■ WHAT IS NEEDED: Beneath this task is a listing. State how many of its lines include the string "both", giving nothing but the number.

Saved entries
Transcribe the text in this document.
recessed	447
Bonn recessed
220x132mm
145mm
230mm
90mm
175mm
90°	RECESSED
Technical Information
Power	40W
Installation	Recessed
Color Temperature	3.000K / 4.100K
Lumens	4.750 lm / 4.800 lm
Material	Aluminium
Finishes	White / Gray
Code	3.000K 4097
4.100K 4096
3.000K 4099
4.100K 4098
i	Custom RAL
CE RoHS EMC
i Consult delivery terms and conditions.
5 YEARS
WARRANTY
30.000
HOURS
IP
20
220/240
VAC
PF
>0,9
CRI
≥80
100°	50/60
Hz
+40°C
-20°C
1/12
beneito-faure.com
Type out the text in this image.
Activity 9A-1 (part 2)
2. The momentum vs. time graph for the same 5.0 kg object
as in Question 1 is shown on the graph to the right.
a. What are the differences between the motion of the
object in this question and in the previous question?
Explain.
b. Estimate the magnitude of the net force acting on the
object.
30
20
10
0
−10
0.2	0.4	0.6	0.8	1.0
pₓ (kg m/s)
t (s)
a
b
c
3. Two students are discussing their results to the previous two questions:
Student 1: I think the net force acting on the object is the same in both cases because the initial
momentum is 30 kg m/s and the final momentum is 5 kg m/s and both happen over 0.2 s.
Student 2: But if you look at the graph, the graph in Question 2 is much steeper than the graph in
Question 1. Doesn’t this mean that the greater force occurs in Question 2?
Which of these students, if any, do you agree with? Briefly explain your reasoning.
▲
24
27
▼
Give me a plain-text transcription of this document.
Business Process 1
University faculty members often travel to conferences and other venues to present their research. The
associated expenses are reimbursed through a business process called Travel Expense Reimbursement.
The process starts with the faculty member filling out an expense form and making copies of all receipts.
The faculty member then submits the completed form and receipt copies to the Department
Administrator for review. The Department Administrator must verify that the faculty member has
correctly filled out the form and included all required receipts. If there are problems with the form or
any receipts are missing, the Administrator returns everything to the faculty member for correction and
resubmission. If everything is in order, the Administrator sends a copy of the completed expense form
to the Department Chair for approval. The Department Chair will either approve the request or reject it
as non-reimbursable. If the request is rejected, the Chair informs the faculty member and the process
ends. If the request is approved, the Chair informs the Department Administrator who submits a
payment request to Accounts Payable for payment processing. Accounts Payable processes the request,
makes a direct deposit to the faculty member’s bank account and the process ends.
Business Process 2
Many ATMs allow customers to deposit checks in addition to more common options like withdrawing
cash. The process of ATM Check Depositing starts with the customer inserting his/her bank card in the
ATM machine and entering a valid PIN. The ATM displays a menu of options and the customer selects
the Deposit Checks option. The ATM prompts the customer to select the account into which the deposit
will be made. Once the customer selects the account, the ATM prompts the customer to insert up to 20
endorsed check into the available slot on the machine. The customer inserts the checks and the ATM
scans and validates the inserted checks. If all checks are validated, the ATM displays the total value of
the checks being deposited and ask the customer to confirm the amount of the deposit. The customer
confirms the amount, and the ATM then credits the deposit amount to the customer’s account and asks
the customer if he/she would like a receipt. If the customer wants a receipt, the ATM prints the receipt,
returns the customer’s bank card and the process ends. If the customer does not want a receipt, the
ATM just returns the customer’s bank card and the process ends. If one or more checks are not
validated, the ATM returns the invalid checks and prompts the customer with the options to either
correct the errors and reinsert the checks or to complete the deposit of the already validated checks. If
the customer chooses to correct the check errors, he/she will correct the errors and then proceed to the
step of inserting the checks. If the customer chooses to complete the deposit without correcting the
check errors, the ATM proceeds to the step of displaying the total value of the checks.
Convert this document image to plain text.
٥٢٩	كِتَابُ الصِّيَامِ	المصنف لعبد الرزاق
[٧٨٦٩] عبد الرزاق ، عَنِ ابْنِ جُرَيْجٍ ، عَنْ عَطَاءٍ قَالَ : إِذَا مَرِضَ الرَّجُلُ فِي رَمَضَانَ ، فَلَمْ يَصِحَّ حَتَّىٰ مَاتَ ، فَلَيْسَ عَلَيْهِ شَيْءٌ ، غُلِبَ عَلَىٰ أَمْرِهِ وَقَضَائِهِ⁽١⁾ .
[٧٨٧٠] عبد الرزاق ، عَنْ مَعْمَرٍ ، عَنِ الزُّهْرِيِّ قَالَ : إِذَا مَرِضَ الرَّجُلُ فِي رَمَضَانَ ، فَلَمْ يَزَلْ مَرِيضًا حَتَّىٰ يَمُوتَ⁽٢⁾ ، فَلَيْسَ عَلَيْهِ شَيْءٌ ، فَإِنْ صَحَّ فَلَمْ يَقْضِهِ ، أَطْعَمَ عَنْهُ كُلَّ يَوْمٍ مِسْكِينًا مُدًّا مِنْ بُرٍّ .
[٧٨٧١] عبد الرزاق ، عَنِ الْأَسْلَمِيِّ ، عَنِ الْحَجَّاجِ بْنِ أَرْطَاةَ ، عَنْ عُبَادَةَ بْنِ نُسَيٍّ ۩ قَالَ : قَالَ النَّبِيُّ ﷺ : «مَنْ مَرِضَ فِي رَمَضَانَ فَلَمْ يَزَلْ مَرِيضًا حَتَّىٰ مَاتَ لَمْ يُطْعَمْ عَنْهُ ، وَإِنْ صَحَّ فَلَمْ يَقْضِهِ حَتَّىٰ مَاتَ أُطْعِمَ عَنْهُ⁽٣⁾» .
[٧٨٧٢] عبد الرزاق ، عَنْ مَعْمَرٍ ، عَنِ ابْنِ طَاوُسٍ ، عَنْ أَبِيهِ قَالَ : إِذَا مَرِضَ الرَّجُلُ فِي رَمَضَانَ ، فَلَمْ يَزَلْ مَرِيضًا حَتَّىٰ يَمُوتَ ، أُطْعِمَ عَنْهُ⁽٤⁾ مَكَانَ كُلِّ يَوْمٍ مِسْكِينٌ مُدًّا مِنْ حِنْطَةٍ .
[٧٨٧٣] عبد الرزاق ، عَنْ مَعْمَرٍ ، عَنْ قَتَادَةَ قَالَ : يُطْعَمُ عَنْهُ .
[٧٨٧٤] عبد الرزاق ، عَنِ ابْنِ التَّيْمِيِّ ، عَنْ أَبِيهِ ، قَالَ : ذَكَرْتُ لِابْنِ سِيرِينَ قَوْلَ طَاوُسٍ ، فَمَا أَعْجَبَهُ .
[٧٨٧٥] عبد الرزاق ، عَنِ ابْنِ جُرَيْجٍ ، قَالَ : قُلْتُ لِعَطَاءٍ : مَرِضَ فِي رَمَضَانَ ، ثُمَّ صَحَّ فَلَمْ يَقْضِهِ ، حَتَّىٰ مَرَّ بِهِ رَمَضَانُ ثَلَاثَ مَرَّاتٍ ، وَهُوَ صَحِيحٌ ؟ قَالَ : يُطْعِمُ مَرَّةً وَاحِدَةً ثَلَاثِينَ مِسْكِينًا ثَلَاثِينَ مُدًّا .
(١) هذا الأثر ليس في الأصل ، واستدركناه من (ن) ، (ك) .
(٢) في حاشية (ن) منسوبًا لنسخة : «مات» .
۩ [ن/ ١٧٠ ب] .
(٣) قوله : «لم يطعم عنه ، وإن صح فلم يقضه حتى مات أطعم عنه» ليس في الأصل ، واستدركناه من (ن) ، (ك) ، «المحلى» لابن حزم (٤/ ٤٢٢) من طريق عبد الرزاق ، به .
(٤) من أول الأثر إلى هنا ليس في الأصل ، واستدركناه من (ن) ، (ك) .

■ FULL ANSWER: 2